• **What is expected**:
Reproduce each line from the records that holds "level".

• **Supplied information**:
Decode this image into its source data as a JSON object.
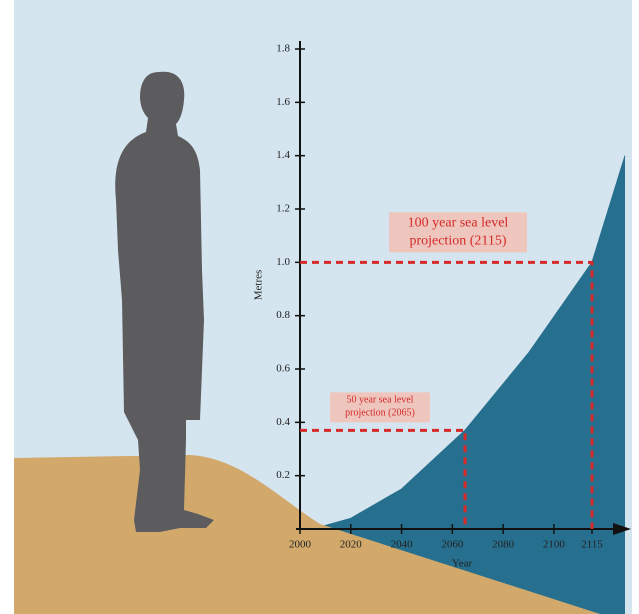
{
  "chart_data": {
    "type": "line",
    "x_label": "Year",
    "y_label": "Metres",
    "xlim": [
      2000,
      2128
    ],
    "ylim": [
      0,
      1.8
    ],
    "xticks": [
      2000,
      2020,
      2040,
      2060,
      2080,
      2100,
      2115
    ],
    "yticks": [
      0.2,
      0.4,
      0.6,
      0.8,
      {
        "value": 1,
        "label": "1.0"
      },
      1.2,
      1.4,
      1.6,
      1.8
    ],
    "series": [
      {
        "name": "Sea level",
        "color": "#276f8e",
        "x": [
          2005,
          2020,
          2040,
          2065,
          2090,
          2115,
          2128
        ],
        "values": [
          0,
          0.04,
          0.15,
          0.37,
          0.66,
          1.0,
          1.4
        ]
      }
    ],
    "projections": [
      {
        "label": [
          "50 year sea level",
          "projection (2065)"
        ],
        "year": 2065,
        "value": 0.37
      },
      {
        "label": [
          "100 year sea level",
          "projection (2115)"
        ],
        "year": 2115,
        "value": 1
      }
    ]
  }
}
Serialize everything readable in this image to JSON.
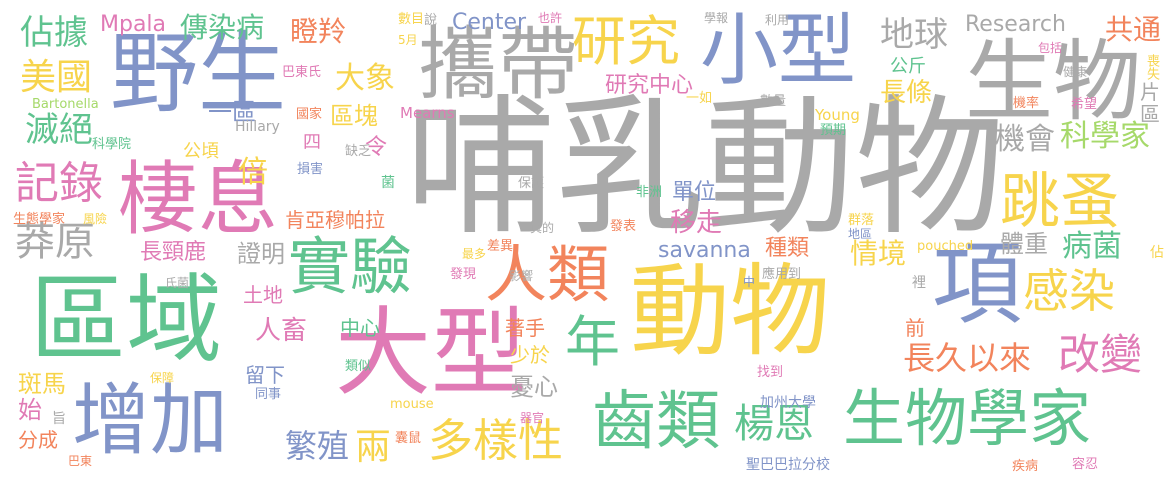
{
  "palette": {
    "gray": "#a9a9a9",
    "yellow": "#f7d44c",
    "green": "#5fc38f",
    "blue": "#8194c8",
    "pink": "#e07ab5",
    "orange": "#f2845c",
    "lime": "#a6d96a"
  },
  "words": [
    {
      "id": "w1",
      "text": "哺乳動物"
    },
    {
      "id": "w2",
      "text": "動物"
    },
    {
      "id": "w3",
      "text": "大型"
    },
    {
      "id": "w4",
      "text": "區域"
    },
    {
      "id": "w5",
      "text": "野生"
    },
    {
      "id": "w6",
      "text": "攜帶"
    },
    {
      "id": "w7",
      "text": "小型"
    },
    {
      "id": "w8",
      "text": "生物"
    },
    {
      "id": "w9",
      "text": "棲息"
    },
    {
      "id": "w10",
      "text": "增加"
    },
    {
      "id": "w11",
      "text": "實驗"
    },
    {
      "id": "w12",
      "text": "人類"
    },
    {
      "id": "w13",
      "text": "項"
    },
    {
      "id": "w14",
      "text": "齒類"
    },
    {
      "id": "w15",
      "text": "生物學家"
    },
    {
      "id": "w16",
      "text": "研究"
    },
    {
      "id": "w17",
      "text": "跳蚤"
    },
    {
      "id": "w18",
      "text": "年"
    },
    {
      "id": "w19",
      "text": "感染"
    },
    {
      "id": "w20",
      "text": "記錄"
    },
    {
      "id": "w21",
      "text": "莽原"
    },
    {
      "id": "w22",
      "text": "多樣性"
    },
    {
      "id": "w23",
      "text": "楊恩"
    },
    {
      "id": "w24",
      "text": "改變"
    },
    {
      "id": "w25",
      "text": "美國"
    },
    {
      "id": "w26",
      "text": "佔據"
    },
    {
      "id": "w27",
      "text": "滅絕"
    },
    {
      "id": "w28",
      "text": "地球"
    },
    {
      "id": "w29",
      "text": "大象"
    },
    {
      "id": "w30",
      "text": "共通"
    },
    {
      "id": "w31",
      "text": "病菌"
    },
    {
      "id": "w32",
      "text": "長久以來"
    },
    {
      "id": "w33",
      "text": "機會"
    },
    {
      "id": "w34",
      "text": "科學家"
    },
    {
      "id": "w35",
      "text": "兩"
    },
    {
      "id": "w36",
      "text": "繁殖"
    },
    {
      "id": "w37",
      "text": "傳染病"
    },
    {
      "id": "w38",
      "text": "瞪羚"
    },
    {
      "id": "w39",
      "text": "Research"
    },
    {
      "id": "w40",
      "text": "Center"
    },
    {
      "id": "w41",
      "text": "Mpala"
    },
    {
      "id": "w42",
      "text": "倍"
    },
    {
      "id": "w43",
      "text": "區塊"
    },
    {
      "id": "w44",
      "text": "一區"
    },
    {
      "id": "w45",
      "text": "研究中心"
    },
    {
      "id": "w46",
      "text": "長條"
    },
    {
      "id": "w47",
      "text": "情境"
    },
    {
      "id": "w48",
      "text": "體重"
    },
    {
      "id": "w49",
      "text": "肯亞穆帕拉"
    },
    {
      "id": "w50",
      "text": "移走"
    },
    {
      "id": "w51",
      "text": "savanna"
    },
    {
      "id": "w52",
      "text": "種類"
    },
    {
      "id": "w53",
      "text": "單位"
    },
    {
      "id": "w54",
      "text": "長頸鹿"
    },
    {
      "id": "w55",
      "text": "證明"
    },
    {
      "id": "w56",
      "text": "人畜"
    },
    {
      "id": "w57",
      "text": "土地"
    },
    {
      "id": "w58",
      "text": "中心"
    },
    {
      "id": "w59",
      "text": "著手"
    },
    {
      "id": "w60",
      "text": "少於"
    },
    {
      "id": "w61",
      "text": "憂心"
    },
    {
      "id": "w62",
      "text": "留下"
    },
    {
      "id": "w63",
      "text": "斑馬"
    },
    {
      "id": "w64",
      "text": "始"
    },
    {
      "id": "w65",
      "text": "分成"
    },
    {
      "id": "w66",
      "text": "加州大學"
    },
    {
      "id": "w67",
      "text": "聖巴巴拉分校"
    },
    {
      "id": "w68",
      "text": "前"
    },
    {
      "id": "w69",
      "text": "公頃"
    },
    {
      "id": "w70",
      "text": "公斤"
    },
    {
      "id": "w71",
      "text": "令"
    },
    {
      "id": "w72",
      "text": "四"
    },
    {
      "id": "w73",
      "text": "Bartonella"
    },
    {
      "id": "w74",
      "text": "巴東氏"
    },
    {
      "id": "w75",
      "text": "國家"
    },
    {
      "id": "w76",
      "text": "Mearns"
    },
    {
      "id": "w77",
      "text": "Hillary"
    },
    {
      "id": "w78",
      "text": "Young"
    },
    {
      "id": "w79",
      "text": "pouched"
    },
    {
      "id": "w80",
      "text": "mouse"
    },
    {
      "id": "w81",
      "text": "科學院"
    },
    {
      "id": "w82",
      "text": "生態學家"
    },
    {
      "id": "w83",
      "text": "風險"
    },
    {
      "id": "w84",
      "text": "損害"
    },
    {
      "id": "w85",
      "text": "缺乏"
    },
    {
      "id": "w86",
      "text": "菌"
    },
    {
      "id": "w87",
      "text": "保護"
    },
    {
      "id": "w88",
      "text": "非洲"
    },
    {
      "id": "w89",
      "text": "一如"
    },
    {
      "id": "w90",
      "text": "數量"
    },
    {
      "id": "w91",
      "text": "機率"
    },
    {
      "id": "w92",
      "text": "希望"
    },
    {
      "id": "w93",
      "text": "預期"
    },
    {
      "id": "w94",
      "text": "健康"
    },
    {
      "id": "w95",
      "text": "包括"
    },
    {
      "id": "w96",
      "text": "喪失"
    },
    {
      "id": "w97",
      "text": "片"
    },
    {
      "id": "w98",
      "text": "區"
    },
    {
      "id": "w99",
      "text": "群落"
    },
    {
      "id": "w100",
      "text": "地區"
    },
    {
      "id": "w101",
      "text": "應用到"
    },
    {
      "id": "w102",
      "text": "佔"
    },
    {
      "id": "w103",
      "text": "發表"
    },
    {
      "id": "w104",
      "text": "真的"
    },
    {
      "id": "w105",
      "text": "差異"
    },
    {
      "id": "w106",
      "text": "最多"
    },
    {
      "id": "w107",
      "text": "發現"
    },
    {
      "id": "w108",
      "text": "影響"
    },
    {
      "id": "w109",
      "text": "中"
    },
    {
      "id": "w110",
      "text": "裡"
    },
    {
      "id": "w111",
      "text": "找到"
    },
    {
      "id": "w112",
      "text": "類似"
    },
    {
      "id": "w113",
      "text": "氏菌"
    },
    {
      "id": "w114",
      "text": "保障"
    },
    {
      "id": "w115",
      "text": "同事"
    },
    {
      "id": "w116",
      "text": "囊鼠"
    },
    {
      "id": "w117",
      "text": "器官"
    },
    {
      "id": "w118",
      "text": "疾病"
    },
    {
      "id": "w119",
      "text": "容忍"
    },
    {
      "id": "w120",
      "text": "巴東"
    },
    {
      "id": "w121",
      "text": "旨"
    },
    {
      "id": "w122",
      "text": "數目"
    },
    {
      "id": "w123",
      "text": "5月"
    },
    {
      "id": "w124",
      "text": "說"
    },
    {
      "id": "w125",
      "text": "也許"
    },
    {
      "id": "w126",
      "text": "學報"
    },
    {
      "id": "w127",
      "text": "利用"
    }
  ]
}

• **Written reply**:
        "name": "Sea level",
          "50 year sea level",
          "100 year sea level",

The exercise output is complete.